Extract the data line for line, starting with its first line and ending with the line containing "param-name: style [821, 277, 867, 294]", both ends included.
— START RECORD EXCERPTS —
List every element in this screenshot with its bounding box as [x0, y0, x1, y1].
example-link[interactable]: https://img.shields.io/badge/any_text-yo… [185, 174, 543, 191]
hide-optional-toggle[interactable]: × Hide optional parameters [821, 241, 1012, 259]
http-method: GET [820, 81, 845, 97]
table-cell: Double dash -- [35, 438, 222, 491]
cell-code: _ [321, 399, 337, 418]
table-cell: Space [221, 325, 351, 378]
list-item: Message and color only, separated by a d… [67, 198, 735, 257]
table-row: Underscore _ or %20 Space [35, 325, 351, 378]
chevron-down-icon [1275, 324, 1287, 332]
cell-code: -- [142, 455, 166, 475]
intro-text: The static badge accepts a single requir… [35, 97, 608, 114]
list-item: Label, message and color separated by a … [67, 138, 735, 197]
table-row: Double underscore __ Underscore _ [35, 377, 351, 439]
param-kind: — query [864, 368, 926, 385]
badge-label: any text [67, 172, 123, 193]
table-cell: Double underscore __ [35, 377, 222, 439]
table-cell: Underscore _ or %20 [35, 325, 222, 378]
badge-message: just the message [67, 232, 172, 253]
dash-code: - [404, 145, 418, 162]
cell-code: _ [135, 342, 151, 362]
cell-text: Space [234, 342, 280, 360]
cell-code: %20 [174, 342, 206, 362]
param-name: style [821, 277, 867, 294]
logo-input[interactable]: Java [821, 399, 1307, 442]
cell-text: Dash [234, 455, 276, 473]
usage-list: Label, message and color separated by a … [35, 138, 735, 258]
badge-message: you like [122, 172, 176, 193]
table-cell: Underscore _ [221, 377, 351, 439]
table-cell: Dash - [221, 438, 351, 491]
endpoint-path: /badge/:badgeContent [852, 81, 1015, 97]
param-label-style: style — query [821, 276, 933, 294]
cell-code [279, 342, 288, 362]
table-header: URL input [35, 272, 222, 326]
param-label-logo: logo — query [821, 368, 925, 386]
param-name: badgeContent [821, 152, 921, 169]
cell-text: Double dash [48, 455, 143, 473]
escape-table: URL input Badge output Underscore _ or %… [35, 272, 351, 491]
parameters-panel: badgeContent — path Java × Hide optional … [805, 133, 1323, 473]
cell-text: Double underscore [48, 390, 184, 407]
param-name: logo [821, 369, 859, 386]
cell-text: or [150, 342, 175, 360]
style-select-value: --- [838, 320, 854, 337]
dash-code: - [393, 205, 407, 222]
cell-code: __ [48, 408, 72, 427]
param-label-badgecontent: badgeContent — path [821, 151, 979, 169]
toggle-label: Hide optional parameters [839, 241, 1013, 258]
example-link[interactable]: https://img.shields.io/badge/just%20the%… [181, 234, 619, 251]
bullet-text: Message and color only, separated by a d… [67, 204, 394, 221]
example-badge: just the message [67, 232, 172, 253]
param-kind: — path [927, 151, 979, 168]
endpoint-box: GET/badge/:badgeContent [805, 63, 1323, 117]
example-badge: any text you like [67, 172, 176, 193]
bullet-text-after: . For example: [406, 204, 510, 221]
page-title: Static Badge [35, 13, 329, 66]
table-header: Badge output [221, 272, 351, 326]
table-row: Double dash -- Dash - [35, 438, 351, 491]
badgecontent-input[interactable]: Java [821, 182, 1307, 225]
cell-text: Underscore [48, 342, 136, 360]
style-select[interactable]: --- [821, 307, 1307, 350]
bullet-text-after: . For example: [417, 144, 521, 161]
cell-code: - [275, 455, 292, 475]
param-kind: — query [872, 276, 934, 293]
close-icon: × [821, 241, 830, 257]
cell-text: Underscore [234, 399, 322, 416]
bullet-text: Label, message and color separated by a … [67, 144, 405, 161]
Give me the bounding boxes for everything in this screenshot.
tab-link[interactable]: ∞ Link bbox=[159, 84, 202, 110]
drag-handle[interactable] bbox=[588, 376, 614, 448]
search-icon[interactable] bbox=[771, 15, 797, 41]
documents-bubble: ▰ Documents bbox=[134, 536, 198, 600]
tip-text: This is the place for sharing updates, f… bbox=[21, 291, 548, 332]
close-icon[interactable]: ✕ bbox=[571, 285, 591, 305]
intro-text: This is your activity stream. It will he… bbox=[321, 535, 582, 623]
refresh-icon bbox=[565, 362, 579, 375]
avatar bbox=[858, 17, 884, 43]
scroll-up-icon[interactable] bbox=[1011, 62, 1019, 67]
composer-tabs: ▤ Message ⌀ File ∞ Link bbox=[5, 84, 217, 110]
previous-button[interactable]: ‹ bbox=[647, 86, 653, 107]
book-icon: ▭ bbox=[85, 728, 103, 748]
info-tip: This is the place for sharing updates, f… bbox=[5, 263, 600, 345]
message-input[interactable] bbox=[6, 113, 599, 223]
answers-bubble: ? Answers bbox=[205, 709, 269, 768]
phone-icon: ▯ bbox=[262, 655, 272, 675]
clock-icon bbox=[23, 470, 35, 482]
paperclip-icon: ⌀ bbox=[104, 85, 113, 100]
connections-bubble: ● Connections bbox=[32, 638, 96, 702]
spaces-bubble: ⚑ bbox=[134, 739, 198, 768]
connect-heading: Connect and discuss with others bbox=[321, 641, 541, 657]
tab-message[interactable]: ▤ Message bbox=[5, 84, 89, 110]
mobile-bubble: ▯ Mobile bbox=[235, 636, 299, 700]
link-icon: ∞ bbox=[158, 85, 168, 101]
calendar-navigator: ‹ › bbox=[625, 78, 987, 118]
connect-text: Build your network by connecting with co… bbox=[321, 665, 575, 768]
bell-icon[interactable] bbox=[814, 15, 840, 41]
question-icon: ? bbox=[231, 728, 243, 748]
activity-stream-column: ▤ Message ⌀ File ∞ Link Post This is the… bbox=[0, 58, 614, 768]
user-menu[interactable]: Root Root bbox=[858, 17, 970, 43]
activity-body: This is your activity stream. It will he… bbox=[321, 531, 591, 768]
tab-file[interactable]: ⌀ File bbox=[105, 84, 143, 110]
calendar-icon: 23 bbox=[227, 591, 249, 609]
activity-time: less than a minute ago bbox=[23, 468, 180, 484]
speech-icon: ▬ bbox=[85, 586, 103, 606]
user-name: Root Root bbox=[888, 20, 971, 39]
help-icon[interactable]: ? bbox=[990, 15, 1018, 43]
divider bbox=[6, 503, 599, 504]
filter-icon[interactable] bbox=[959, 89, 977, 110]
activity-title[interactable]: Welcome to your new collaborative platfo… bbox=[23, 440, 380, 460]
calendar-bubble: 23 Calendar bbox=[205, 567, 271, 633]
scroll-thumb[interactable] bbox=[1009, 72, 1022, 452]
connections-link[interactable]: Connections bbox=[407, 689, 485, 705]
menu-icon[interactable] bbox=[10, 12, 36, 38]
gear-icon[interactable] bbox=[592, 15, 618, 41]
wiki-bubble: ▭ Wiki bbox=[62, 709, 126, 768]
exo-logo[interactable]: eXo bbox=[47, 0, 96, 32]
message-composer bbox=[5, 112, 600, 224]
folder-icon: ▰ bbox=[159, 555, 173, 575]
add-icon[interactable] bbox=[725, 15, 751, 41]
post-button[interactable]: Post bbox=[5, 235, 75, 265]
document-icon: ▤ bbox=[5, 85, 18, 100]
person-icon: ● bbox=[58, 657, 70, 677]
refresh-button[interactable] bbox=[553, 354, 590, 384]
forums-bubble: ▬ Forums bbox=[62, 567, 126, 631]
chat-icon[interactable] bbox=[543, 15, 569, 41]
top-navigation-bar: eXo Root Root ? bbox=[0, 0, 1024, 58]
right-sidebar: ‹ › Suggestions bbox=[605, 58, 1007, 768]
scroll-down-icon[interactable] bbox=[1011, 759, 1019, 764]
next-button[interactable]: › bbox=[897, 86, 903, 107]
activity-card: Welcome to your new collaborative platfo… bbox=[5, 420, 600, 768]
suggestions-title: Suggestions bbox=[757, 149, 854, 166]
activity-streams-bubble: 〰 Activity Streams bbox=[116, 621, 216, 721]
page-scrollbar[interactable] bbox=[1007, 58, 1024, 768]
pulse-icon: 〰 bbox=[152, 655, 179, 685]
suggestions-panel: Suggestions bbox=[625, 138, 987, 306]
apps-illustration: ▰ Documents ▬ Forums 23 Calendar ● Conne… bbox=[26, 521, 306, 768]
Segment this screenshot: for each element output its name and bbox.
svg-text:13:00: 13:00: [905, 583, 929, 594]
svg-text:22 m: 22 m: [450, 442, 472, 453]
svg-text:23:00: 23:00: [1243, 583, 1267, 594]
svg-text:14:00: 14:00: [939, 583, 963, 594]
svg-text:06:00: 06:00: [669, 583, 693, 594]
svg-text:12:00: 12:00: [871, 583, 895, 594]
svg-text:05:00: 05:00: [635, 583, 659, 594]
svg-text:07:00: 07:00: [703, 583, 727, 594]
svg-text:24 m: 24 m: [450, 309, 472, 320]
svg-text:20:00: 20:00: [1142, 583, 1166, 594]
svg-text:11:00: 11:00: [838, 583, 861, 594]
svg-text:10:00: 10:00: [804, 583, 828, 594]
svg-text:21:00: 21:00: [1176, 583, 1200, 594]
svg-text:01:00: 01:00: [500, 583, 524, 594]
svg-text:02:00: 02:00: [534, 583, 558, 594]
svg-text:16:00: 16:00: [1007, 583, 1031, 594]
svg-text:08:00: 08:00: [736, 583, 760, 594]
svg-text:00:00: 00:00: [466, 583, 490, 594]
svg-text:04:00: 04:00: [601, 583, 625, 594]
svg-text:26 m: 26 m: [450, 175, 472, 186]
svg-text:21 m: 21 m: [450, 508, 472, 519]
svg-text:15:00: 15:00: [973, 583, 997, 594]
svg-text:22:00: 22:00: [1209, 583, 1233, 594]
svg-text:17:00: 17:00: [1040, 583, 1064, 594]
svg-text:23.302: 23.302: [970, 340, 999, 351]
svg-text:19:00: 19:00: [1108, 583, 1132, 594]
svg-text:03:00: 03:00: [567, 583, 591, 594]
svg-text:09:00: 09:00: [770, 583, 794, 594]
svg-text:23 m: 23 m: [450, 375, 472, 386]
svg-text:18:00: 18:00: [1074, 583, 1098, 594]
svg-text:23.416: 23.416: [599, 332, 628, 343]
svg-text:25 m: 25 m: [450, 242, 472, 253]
— END RECORD EXCERPTS —
__WRITTEN RESPONSE__.
List every element in this screenshot with its bounding box as [x0, y0, x1, y1].
example-link[interactable]: https://img.shields.io/badge/any_text-yo… [185, 174, 543, 191]
hide-optional-toggle[interactable]: × Hide optional parameters [821, 241, 1012, 259]
http-method: GET [820, 81, 845, 97]
table-cell: Double dash -- [35, 438, 222, 491]
cell-code: _ [321, 399, 337, 418]
table-cell: Space [221, 325, 351, 378]
list-item: Message and color only, separated by a d… [67, 198, 735, 257]
table-row: Underscore _ or %20 Space [35, 325, 351, 378]
chevron-down-icon [1275, 324, 1287, 332]
cell-code: -- [142, 455, 166, 475]
intro-text: The static badge accepts a single requir… [35, 97, 608, 114]
list-item: Label, message and color separated by a … [67, 138, 735, 197]
table-row: Double underscore __ Underscore _ [35, 377, 351, 439]
param-kind: — query [864, 368, 926, 385]
badge-label: any text [67, 172, 123, 193]
table-cell: Double underscore __ [35, 377, 222, 439]
table-cell: Underscore _ or %20 [35, 325, 222, 378]
badge-message: just the message [67, 232, 172, 253]
dash-code: - [404, 145, 418, 162]
cell-code: _ [135, 342, 151, 362]
cell-text: Space [234, 342, 280, 360]
cell-code: %20 [174, 342, 206, 362]
param-name: style [821, 277, 867, 294]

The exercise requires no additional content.